Look for "Transcribe the text in this document." in the listing below, then copy exactly the line it appears in and all lines after it to the end, and nothing more.

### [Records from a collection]
----

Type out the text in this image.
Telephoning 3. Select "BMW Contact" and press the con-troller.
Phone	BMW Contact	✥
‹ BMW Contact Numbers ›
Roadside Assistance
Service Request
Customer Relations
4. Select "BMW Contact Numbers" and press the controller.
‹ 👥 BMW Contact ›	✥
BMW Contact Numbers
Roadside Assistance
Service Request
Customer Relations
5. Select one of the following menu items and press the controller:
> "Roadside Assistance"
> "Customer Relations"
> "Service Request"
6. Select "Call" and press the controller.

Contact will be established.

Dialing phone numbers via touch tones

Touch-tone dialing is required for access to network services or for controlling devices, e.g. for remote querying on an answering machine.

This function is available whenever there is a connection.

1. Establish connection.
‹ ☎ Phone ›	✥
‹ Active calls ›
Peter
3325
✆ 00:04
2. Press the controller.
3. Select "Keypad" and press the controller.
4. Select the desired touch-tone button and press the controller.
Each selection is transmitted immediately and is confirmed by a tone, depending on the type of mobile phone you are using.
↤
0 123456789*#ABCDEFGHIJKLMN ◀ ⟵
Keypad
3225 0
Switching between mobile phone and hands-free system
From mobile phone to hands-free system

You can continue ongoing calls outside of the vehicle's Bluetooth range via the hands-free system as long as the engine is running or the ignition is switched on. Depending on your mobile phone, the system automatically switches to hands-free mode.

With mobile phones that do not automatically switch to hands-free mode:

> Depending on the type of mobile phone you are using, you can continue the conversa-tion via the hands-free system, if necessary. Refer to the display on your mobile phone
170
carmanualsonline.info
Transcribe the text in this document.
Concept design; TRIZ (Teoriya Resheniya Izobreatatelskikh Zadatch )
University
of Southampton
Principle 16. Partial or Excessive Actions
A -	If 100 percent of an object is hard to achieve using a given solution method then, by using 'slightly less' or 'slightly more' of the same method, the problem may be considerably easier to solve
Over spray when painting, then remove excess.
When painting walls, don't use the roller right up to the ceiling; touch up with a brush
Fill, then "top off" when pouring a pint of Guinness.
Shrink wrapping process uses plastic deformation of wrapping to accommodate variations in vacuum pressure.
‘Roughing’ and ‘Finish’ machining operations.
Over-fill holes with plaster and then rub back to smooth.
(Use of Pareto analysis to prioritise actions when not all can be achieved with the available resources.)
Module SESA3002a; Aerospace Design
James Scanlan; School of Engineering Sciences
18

----

### [REPLY]
Transcribe the text in this document.
Concept design; TRIZ (Teoriya Resheniya Izobreatatelskikh Zadatch )
University
of Southampton
Principle 16. Partial or Excessive Actions
A -	If 100 percent of an object is hard to achieve using a given solution method then, by using 'slightly less' or 'slightly more' of the same method, the problem may be considerably easier to solve
Over spray when painting, then remove excess.
When painting walls, don't use the roller right up to the ceiling; touch up with a brush
Fill, then "top off" when pouring a pint of Guinness.
Shrink wrapping process uses plastic deformation of wrapping to accommodate variations in vacuum pressure.
‘Roughing’ and ‘Finish’ machining operations.
Over-fill holes with plaster and then rub back to smooth.
(Use of Pareto analysis to prioritise actions when not all can be achieved with the available resources.)
Module SESA3002a; Aerospace Design
James Scanlan; School of Engineering Sciences
18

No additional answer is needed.